INSTRUCTIONS TO FOLLOW => Find every line with "this" in it, then report how many there are and nothing more.

--- RECORDS SHOWN ---

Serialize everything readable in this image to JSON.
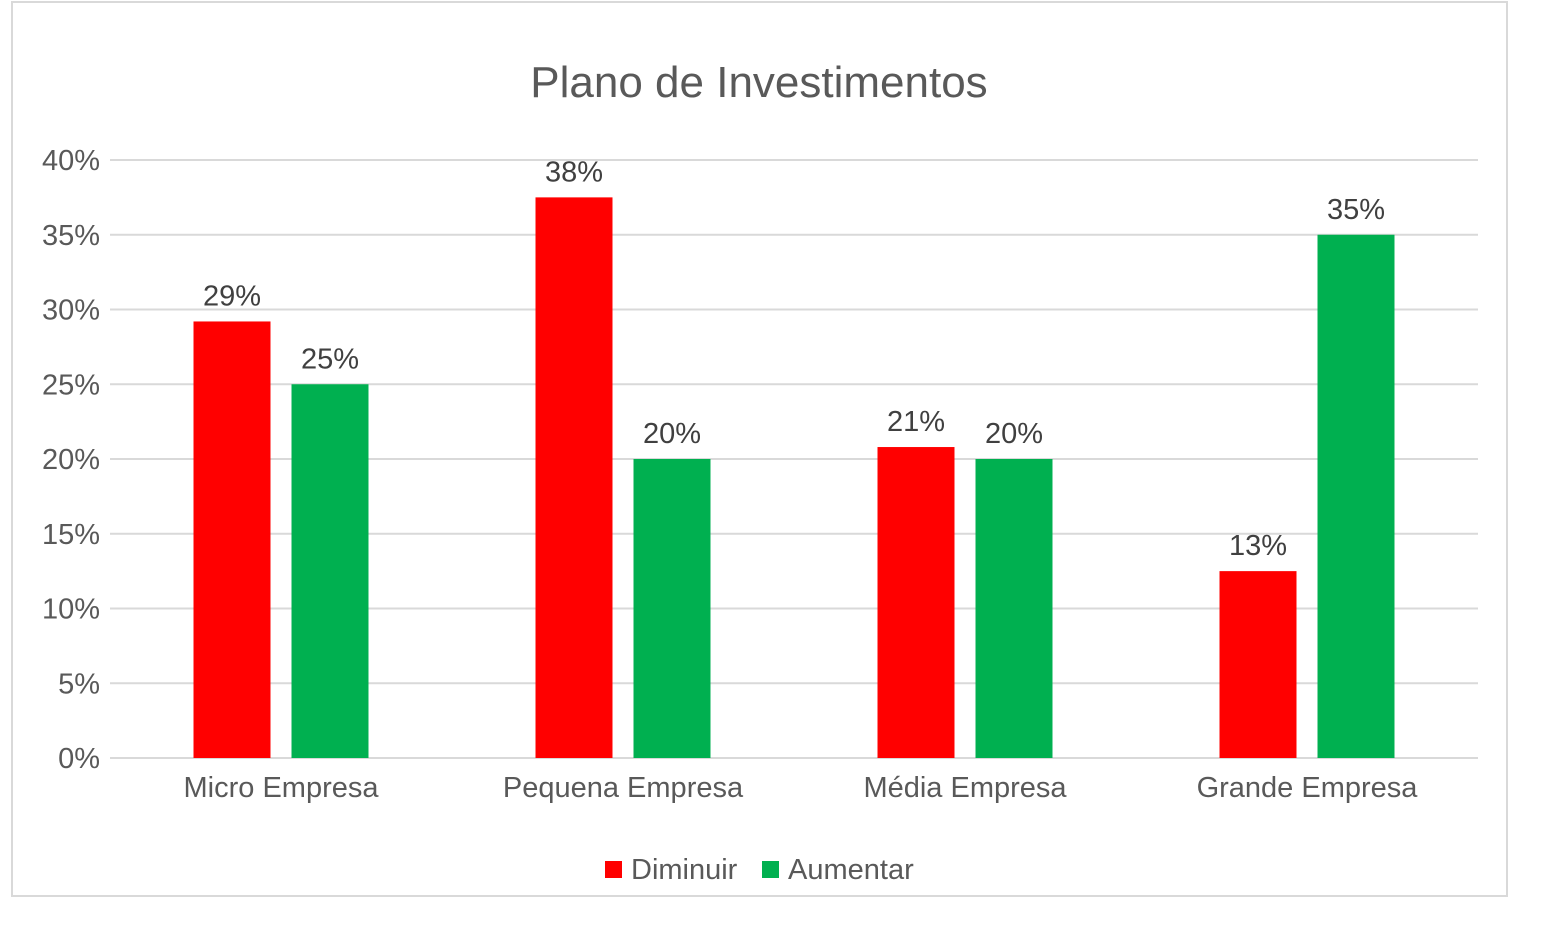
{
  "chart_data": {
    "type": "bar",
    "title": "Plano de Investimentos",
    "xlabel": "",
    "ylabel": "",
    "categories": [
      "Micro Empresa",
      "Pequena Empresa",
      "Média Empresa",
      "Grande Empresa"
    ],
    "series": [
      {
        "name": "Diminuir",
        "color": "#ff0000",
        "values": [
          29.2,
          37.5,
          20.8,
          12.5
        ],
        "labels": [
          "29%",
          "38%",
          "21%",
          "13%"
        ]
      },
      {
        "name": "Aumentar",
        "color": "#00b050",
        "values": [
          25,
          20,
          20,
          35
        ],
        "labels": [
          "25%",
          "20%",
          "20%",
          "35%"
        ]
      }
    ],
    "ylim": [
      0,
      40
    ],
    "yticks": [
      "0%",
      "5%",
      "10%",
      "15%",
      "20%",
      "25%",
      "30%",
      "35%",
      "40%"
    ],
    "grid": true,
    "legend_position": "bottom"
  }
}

---
--- RECORDS SHOWN ---

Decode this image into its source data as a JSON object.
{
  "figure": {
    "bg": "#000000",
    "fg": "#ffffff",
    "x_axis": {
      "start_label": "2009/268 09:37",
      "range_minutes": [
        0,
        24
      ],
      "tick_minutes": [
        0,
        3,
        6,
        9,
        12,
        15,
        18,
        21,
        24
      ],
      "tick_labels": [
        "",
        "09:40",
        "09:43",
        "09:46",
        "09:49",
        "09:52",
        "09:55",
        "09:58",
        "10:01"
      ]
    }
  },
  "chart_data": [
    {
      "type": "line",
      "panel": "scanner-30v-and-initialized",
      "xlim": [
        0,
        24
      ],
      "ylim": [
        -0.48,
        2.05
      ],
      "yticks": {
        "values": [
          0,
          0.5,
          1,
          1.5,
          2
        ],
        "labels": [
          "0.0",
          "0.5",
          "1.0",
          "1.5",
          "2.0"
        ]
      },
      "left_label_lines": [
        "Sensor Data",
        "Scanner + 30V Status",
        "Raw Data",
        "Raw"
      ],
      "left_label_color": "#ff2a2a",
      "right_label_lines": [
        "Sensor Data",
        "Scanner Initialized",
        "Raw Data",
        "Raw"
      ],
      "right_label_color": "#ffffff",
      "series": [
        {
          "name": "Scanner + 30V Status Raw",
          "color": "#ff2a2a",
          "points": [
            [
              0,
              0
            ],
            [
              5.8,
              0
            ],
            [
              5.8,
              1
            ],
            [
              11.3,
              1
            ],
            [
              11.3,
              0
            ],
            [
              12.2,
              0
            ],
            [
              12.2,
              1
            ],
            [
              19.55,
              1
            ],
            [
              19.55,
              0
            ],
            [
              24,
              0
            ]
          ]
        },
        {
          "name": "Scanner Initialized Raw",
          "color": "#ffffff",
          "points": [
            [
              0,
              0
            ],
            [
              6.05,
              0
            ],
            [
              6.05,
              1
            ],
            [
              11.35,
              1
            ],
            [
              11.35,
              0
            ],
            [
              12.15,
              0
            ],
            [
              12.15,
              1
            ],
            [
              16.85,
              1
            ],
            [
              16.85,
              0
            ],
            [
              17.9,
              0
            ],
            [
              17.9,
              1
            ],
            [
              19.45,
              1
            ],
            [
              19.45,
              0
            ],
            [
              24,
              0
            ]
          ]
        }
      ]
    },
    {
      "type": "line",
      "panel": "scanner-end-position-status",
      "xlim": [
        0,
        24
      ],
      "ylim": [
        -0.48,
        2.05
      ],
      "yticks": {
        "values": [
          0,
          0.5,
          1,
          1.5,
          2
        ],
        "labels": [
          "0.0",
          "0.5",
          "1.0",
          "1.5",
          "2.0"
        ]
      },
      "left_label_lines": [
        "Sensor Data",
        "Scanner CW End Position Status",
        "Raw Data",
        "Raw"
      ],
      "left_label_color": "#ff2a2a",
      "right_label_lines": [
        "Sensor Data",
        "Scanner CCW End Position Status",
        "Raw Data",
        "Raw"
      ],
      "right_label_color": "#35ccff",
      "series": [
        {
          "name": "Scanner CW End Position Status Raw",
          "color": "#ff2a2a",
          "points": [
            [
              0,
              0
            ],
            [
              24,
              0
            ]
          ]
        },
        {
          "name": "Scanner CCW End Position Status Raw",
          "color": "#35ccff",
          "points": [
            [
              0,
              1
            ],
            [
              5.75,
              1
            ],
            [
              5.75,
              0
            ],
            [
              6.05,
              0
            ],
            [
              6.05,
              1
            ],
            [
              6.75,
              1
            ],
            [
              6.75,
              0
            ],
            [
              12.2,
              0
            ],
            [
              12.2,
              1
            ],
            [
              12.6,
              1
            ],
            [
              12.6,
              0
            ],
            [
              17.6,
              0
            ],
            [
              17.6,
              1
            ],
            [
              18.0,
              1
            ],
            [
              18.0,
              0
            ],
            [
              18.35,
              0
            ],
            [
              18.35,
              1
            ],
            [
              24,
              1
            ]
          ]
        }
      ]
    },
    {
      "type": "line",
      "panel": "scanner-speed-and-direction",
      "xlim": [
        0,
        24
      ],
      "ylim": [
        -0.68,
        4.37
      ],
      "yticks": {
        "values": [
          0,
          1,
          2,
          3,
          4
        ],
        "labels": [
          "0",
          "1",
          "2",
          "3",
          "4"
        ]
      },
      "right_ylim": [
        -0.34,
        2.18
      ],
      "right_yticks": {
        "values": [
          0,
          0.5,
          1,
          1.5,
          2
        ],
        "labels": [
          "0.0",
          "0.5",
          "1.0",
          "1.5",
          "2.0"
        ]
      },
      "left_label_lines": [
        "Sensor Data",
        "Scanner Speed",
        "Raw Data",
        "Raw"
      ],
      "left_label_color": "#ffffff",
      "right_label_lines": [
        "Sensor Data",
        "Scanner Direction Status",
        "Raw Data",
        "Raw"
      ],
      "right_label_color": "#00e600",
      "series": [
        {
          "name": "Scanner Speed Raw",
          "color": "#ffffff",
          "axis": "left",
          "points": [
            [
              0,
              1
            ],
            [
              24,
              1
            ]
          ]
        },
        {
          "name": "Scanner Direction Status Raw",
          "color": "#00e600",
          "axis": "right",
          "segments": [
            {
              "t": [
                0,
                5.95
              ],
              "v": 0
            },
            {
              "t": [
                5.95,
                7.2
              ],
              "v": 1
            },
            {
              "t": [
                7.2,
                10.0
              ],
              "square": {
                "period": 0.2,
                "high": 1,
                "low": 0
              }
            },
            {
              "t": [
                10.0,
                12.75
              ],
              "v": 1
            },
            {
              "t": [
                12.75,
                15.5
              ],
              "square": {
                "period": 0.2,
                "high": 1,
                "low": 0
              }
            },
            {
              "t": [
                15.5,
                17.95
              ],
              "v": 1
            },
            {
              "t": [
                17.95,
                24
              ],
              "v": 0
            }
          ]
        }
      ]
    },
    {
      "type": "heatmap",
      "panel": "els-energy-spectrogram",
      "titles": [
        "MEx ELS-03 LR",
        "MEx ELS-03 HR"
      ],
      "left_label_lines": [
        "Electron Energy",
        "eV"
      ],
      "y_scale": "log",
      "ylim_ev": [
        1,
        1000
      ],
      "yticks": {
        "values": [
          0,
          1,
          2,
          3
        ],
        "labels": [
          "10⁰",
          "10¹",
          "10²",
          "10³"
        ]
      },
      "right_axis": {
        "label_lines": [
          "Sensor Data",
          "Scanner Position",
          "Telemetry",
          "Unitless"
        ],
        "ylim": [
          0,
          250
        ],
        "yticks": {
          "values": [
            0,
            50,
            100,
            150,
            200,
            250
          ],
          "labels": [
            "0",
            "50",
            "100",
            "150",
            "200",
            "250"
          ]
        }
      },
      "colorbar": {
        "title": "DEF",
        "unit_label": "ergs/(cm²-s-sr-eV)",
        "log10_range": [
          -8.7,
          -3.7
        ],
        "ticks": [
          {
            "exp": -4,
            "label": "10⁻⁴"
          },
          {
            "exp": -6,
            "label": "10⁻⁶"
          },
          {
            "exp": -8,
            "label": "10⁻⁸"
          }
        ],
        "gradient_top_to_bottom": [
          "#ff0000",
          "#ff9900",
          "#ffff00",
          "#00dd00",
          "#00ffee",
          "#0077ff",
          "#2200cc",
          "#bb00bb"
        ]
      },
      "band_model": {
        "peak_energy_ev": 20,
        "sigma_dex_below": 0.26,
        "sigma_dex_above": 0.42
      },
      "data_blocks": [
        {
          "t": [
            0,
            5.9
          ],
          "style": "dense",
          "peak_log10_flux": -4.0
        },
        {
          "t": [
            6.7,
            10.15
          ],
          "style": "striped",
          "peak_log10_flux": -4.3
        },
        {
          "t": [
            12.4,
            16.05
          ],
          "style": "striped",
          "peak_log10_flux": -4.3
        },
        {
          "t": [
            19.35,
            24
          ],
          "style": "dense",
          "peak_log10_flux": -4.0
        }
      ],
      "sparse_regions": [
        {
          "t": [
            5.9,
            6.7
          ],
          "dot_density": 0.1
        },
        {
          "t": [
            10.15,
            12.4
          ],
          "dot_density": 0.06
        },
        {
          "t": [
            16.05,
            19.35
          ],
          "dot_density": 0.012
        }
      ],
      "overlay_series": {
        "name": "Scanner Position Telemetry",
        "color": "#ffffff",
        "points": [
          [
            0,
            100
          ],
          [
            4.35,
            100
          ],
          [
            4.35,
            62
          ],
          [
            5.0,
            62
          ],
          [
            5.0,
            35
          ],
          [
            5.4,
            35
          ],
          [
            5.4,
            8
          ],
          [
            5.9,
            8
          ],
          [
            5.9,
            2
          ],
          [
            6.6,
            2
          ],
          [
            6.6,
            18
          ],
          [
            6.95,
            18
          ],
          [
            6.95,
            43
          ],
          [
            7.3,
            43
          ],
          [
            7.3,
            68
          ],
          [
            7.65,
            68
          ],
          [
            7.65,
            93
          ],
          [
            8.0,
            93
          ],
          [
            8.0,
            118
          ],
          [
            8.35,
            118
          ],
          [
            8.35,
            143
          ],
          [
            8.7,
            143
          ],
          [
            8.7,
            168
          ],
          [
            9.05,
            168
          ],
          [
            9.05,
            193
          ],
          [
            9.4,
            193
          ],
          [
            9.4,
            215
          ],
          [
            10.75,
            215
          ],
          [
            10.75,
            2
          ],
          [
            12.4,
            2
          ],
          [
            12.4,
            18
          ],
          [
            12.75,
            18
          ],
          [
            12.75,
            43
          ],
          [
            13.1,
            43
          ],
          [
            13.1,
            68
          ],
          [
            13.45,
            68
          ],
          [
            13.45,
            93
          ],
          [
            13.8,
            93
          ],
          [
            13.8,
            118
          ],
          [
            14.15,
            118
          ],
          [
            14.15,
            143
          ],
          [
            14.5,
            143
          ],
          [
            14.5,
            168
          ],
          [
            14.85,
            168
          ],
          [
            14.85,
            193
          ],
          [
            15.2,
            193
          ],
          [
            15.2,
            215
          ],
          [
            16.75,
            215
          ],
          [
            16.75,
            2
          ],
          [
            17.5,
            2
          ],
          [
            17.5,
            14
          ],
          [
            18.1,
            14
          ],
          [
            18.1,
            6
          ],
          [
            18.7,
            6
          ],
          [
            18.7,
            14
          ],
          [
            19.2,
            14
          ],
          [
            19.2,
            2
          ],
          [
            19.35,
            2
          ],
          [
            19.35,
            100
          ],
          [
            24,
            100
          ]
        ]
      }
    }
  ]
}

---

SOLUTION => 2